Stored entries
↓

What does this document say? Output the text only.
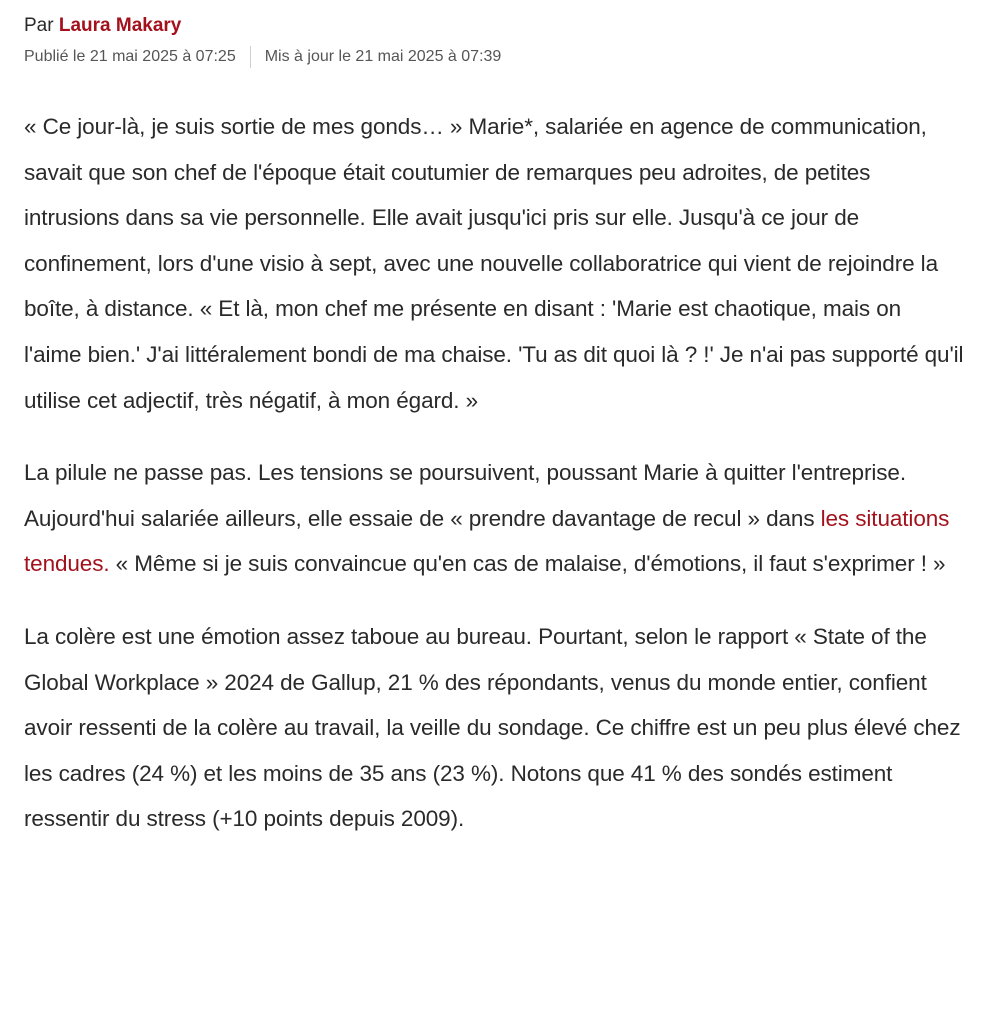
Par Laura Makary

Publié le 21 mai 2025 à 07:25 Mis à jour le 21 mai 2025 à 07:39

« Ce jour-là, je suis sortie de mes gonds… » Marie*, salariée en agence de communication, savait que son chef de l'époque était coutumier de remarques peu adroites, de petites intrusions dans sa vie personnelle. Elle avait jusqu'ici pris sur elle. Jusqu'à ce jour de confinement, lors d'une visio à sept, avec une nouvelle collaboratrice qui vient de rejoindre la boîte, à distance. « Et là, mon chef me présente en disant : 'Marie est chaotique, mais on l'aime bien.' J'ai littéralement bondi de ma chaise. 'Tu as dit quoi là ? !' Je n'ai pas supporté qu'il utilise cet adjectif, très négatif, à mon égard. »

La pilule ne passe pas. Les tensions se poursuivent, poussant Marie à quitter l'entreprise. Aujourd'hui salariée ailleurs, elle essaie de « prendre davantage de recul » dans les situations tendues. « Même si je suis convaincue qu'en cas de malaise, d'émotions, il faut s'exprimer ! »

La colère est une émotion assez taboue au bureau. Pourtant, selon le rapport « State of the Global Workplace » 2024 de Gallup, 21 % des répondants, venus du monde entier, confient avoir ressenti de la colère au travail, la veille du sondage. Ce chiffre est un peu plus élevé chez les cadres (24 %) et les moins de 35 ans (23 %). Notons que 41 % des sondés estiment ressentir du stress (+10 points depuis 2009).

↑

- REQUIREMENT -
Verbatim reproduction of every record is required; images are left out.

- OUTPUT -
What does this document say? Output the text only.
Par Laura Makary

Publié le 21 mai 2025 à 07:25 Mis à jour le 21 mai 2025 à 07:39

« Ce jour-là, je suis sortie de mes gonds… » Marie*, salariée en agence de communication, savait que son chef de l'époque était coutumier de remarques peu adroites, de petites intrusions dans sa vie personnelle. Elle avait jusqu'ici pris sur elle. Jusqu'à ce jour de confinement, lors d'une visio à sept, avec une nouvelle collaboratrice qui vient de rejoindre la boîte, à distance. « Et là, mon chef me présente en disant : 'Marie est chaotique, mais on l'aime bien.' J'ai littéralement bondi de ma chaise. 'Tu as dit quoi là ? !' Je n'ai pas supporté qu'il utilise cet adjectif, très négatif, à mon égard. »

La pilule ne passe pas. Les tensions se poursuivent, poussant Marie à quitter l'entreprise. Aujourd'hui salariée ailleurs, elle essaie de « prendre davantage de recul » dans les situations tendues. « Même si je suis convaincue qu'en cas de malaise, d'émotions, il faut s'exprimer ! »

La colère est une émotion assez taboue au bureau. Pourtant, selon le rapport « State of the Global Workplace » 2024 de Gallup, 21 % des répondants, venus du monde entier, confient avoir ressenti de la colère au travail, la veille du sondage. Ce chiffre est un peu plus élevé chez les cadres (24 %) et les moins de 35 ans (23 %). Notons que 41 % des sondés estiment ressentir du stress (+10 points depuis 2009).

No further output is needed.